DATASET

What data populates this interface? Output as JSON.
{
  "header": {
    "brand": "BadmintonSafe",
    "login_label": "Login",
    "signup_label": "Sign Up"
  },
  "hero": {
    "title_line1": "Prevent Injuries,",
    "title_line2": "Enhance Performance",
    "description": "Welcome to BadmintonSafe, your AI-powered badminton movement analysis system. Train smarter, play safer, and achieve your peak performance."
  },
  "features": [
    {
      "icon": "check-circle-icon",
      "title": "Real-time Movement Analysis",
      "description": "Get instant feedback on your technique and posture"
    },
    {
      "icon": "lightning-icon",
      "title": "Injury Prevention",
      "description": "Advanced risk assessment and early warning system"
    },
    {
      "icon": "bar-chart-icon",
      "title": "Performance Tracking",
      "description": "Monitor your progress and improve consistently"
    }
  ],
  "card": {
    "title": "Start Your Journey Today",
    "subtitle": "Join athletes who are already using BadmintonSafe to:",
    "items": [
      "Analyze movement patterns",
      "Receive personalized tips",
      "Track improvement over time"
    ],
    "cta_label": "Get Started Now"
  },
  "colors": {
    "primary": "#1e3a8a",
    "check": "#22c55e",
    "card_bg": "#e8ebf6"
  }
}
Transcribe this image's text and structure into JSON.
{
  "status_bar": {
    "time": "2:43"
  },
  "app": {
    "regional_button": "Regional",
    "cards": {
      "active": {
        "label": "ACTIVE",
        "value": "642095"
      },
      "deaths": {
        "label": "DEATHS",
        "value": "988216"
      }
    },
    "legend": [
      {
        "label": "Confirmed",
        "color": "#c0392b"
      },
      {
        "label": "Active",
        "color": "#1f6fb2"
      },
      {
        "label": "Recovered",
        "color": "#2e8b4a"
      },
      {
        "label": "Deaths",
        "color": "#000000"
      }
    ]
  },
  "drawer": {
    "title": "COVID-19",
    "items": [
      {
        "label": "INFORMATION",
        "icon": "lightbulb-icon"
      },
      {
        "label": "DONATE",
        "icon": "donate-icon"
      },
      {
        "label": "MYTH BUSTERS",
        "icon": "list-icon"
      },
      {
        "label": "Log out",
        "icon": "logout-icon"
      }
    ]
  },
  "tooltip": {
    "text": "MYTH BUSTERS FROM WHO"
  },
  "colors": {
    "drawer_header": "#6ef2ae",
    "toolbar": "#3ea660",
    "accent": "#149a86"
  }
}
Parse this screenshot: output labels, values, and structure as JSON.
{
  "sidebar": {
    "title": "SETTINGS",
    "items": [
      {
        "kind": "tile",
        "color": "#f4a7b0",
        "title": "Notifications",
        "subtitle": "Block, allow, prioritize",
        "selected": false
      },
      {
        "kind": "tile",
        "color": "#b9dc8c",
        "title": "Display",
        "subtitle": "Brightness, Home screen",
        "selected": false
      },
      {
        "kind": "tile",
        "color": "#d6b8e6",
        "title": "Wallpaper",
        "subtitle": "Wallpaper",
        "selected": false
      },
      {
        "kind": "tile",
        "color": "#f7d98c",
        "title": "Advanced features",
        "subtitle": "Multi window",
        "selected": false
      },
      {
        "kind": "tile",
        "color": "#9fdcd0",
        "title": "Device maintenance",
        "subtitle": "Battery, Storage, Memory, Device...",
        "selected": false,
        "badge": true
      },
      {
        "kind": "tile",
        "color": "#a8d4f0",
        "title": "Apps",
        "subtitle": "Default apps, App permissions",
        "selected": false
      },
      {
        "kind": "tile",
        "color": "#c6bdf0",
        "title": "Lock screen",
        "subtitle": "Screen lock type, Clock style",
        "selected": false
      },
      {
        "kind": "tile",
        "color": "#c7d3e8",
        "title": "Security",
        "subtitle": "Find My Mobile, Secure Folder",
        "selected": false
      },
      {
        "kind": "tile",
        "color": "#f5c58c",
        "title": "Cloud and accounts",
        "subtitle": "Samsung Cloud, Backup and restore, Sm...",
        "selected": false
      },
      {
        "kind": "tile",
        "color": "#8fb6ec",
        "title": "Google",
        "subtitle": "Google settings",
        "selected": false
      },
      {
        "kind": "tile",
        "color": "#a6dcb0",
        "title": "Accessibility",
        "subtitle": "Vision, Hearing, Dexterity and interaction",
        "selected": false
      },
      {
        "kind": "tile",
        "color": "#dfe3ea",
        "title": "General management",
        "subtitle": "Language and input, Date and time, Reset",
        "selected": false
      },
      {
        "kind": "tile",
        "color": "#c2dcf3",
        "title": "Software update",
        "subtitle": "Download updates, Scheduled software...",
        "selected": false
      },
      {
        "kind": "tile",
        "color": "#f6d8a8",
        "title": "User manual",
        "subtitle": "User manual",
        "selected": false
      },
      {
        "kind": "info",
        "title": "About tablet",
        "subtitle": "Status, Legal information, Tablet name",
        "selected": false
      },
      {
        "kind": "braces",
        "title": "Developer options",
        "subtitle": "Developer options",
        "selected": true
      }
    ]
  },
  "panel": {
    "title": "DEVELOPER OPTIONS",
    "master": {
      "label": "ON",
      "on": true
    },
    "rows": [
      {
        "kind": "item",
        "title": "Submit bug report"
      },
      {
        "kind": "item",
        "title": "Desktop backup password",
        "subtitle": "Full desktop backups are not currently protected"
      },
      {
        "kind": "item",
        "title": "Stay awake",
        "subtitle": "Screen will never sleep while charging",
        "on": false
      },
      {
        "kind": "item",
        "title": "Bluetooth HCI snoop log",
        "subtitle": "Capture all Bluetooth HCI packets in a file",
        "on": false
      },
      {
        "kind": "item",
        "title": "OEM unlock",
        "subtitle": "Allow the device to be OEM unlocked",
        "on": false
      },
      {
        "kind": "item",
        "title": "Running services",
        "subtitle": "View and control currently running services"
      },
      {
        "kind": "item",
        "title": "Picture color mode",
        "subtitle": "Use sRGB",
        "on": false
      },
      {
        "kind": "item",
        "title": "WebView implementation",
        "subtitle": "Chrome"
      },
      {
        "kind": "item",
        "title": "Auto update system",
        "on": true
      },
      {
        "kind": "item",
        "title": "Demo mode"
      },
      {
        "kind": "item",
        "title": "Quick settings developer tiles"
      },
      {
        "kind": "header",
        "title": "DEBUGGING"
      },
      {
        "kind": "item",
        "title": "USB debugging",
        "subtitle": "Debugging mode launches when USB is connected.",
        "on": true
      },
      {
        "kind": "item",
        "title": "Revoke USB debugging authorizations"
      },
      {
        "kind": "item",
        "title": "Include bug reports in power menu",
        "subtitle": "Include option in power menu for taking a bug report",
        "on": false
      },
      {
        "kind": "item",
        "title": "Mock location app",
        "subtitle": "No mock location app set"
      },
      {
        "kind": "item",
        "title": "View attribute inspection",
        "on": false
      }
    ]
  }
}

EXERCISE INSTRUCTIONS
Go back to the listing above and please repeat it exactly.

SOLUTION TO THE PROBLEM
What data populates this interface? Output as JSON.
{
  "header": {
    "brand": "BadmintonSafe",
    "login_label": "Login",
    "signup_label": "Sign Up"
  },
  "hero": {
    "title_line1": "Prevent Injuries,",
    "title_line2": "Enhance Performance",
    "description": "Welcome to BadmintonSafe, your AI-powered badminton movement analysis system. Train smarter, play safer, and achieve your peak performance."
  },
  "features": [
    {
      "icon": "check-circle-icon",
      "title": "Real-time Movement Analysis",
      "description": "Get instant feedback on your technique and posture"
    },
    {
      "icon": "lightning-icon",
      "title": "Injury Prevention",
      "description": "Advanced risk assessment and early warning system"
    },
    {
      "icon": "bar-chart-icon",
      "title": "Performance Tracking",
      "description": "Monitor your progress and improve consistently"
    }
  ],
  "card": {
    "title": "Start Your Journey Today",
    "subtitle": "Join athletes who are already using BadmintonSafe to:",
    "items": [
      "Analyze movement patterns",
      "Receive personalized tips",
      "Track improvement over time"
    ],
    "cta_label": "Get Started Now"
  },
  "colors": {
    "primary": "#1e3a8a",
    "check": "#22c55e",
    "card_bg": "#e8ebf6"
  }
}
Transcribe this image's text and structure into JSON.
{
  "status_bar": {
    "time": "2:43"
  },
  "app": {
    "regional_button": "Regional",
    "cards": {
      "active": {
        "label": "ACTIVE",
        "value": "642095"
      },
      "deaths": {
        "label": "DEATHS",
        "value": "988216"
      }
    },
    "legend": [
      {
        "label": "Confirmed",
        "color": "#c0392b"
      },
      {
        "label": "Active",
        "color": "#1f6fb2"
      },
      {
        "label": "Recovered",
        "color": "#2e8b4a"
      },
      {
        "label": "Deaths",
        "color": "#000000"
      }
    ]
  },
  "drawer": {
    "title": "COVID-19",
    "items": [
      {
        "label": "INFORMATION",
        "icon": "lightbulb-icon"
      },
      {
        "label": "DONATE",
        "icon": "donate-icon"
      },
      {
        "label": "MYTH BUSTERS",
        "icon": "list-icon"
      },
      {
        "label": "Log out",
        "icon": "logout-icon"
      }
    ]
  },
  "tooltip": {
    "text": "MYTH BUSTERS FROM WHO"
  },
  "colors": {
    "drawer_header": "#6ef2ae",
    "toolbar": "#3ea660",
    "accent": "#149a86"
  }
}
Parse this screenshot: output labels, values, and structure as JSON.
{
  "sidebar": {
    "title": "SETTINGS",
    "items": [
      {
        "kind": "tile",
        "color": "#f4a7b0",
        "title": "Notifications",
        "subtitle": "Block, allow, prioritize",
        "selected": false
      },
      {
        "kind": "tile",
        "color": "#b9dc8c",
        "title": "Display",
        "subtitle": "Brightness, Home screen",
        "selected": false
      },
      {
        "kind": "tile",
        "color": "#d6b8e6",
        "title": "Wallpaper",
        "subtitle": "Wallpaper",
        "selected": false
      },
      {
        "kind": "tile",
        "color": "#f7d98c",
        "title": "Advanced features",
        "subtitle": "Multi window",
        "selected": false
      },
      {
        "kind": "tile",
        "color": "#9fdcd0",
        "title": "Device maintenance",
        "subtitle": "Battery, Storage, Memory, Device...",
        "selected": false,
        "badge": true
      },
      {
        "kind": "tile",
        "color": "#a8d4f0",
        "title": "Apps",
        "subtitle": "Default apps, App permissions",
        "selected": false
      },
      {
        "kind": "tile",
        "color": "#c6bdf0",
        "title": "Lock screen",
        "subtitle": "Screen lock type, Clock style",
        "selected": false
      },
      {
        "kind": "tile",
        "color": "#c7d3e8",
        "title": "Security",
        "subtitle": "Find My Mobile, Secure Folder",
        "selected": false
      },
      {
        "kind": "tile",
        "color": "#f5c58c",
        "title": "Cloud and accounts",
        "subtitle": "Samsung Cloud, Backup and restore, Sm...",
        "selected": false
      },
      {
        "kind": "tile",
        "color": "#8fb6ec",
        "title": "Google",
        "subtitle": "Google settings",
        "selected": false
      },
      {
        "kind": "tile",
        "color": "#a6dcb0",
        "title": "Accessibility",
        "subtitle": "Vision, Hearing, Dexterity and interaction",
        "selected": false
      },
      {
        "kind": "tile",
        "color": "#dfe3ea",
        "title": "General management",
        "subtitle": "Language and input, Date and time, Reset",
        "selected": false
      },
      {
        "kind": "tile",
        "color": "#c2dcf3",
        "title": "Software update",
        "subtitle": "Download updates, Scheduled software...",
        "selected": false
      },
      {
        "kind": "tile",
        "color": "#f6d8a8",
        "title": "User manual",
        "subtitle": "User manual",
        "selected": false
      },
      {
        "kind": "info",
        "title": "About tablet",
        "subtitle": "Status, Legal information, Tablet name",
        "selected": false
      },
      {
        "kind": "braces",
        "title": "Developer options",
        "subtitle": "Developer options",
        "selected": true
      }
    ]
  },
  "panel": {
    "title": "DEVELOPER OPTIONS",
    "master": {
      "label": "ON",
      "on": true
    },
    "rows": [
      {
        "kind": "item",
        "title": "Submit bug report"
      },
      {
        "kind": "item",
        "title": "Desktop backup password",
        "subtitle": "Full desktop backups are not currently protected"
      },
      {
        "kind": "item",
        "title": "Stay awake",
        "subtitle": "Screen will never sleep while charging",
        "on": false
      },
      {
        "kind": "item",
        "title": "Bluetooth HCI snoop log",
        "subtitle": "Capture all Bluetooth HCI packets in a file",
        "on": false
      },
      {
        "kind": "item",
        "title": "OEM unlock",
        "subtitle": "Allow the device to be OEM unlocked",
        "on": false
      },
      {
        "kind": "item",
        "title": "Running services",
        "subtitle": "View and control currently running services"
      },
      {
        "kind": "item",
        "title": "Picture color mode",
        "subtitle": "Use sRGB",
        "on": false
      },
      {
        "kind": "item",
        "title": "WebView implementation",
        "subtitle": "Chrome"
      },
      {
        "kind": "item",
        "title": "Auto update system",
        "on": true
      },
      {
        "kind": "item",
        "title": "Demo mode"
      },
      {
        "kind": "item",
        "title": "Quick settings developer tiles"
      },
      {
        "kind": "header",
        "title": "DEBUGGING"
      },
      {
        "kind": "item",
        "title": "USB debugging",
        "subtitle": "Debugging mode launches when USB is connected.",
        "on": true
      },
      {
        "kind": "item",
        "title": "Revoke USB debugging authorizations"
      },
      {
        "kind": "item",
        "title": "Include bug reports in power menu",
        "subtitle": "Include option in power menu for taking a bug report",
        "on": false
      },
      {
        "kind": "item",
        "title": "Mock location app",
        "subtitle": "No mock location app set"
      },
      {
        "kind": "item",
        "title": "View attribute inspection",
        "on": false
      }
    ]
  }
}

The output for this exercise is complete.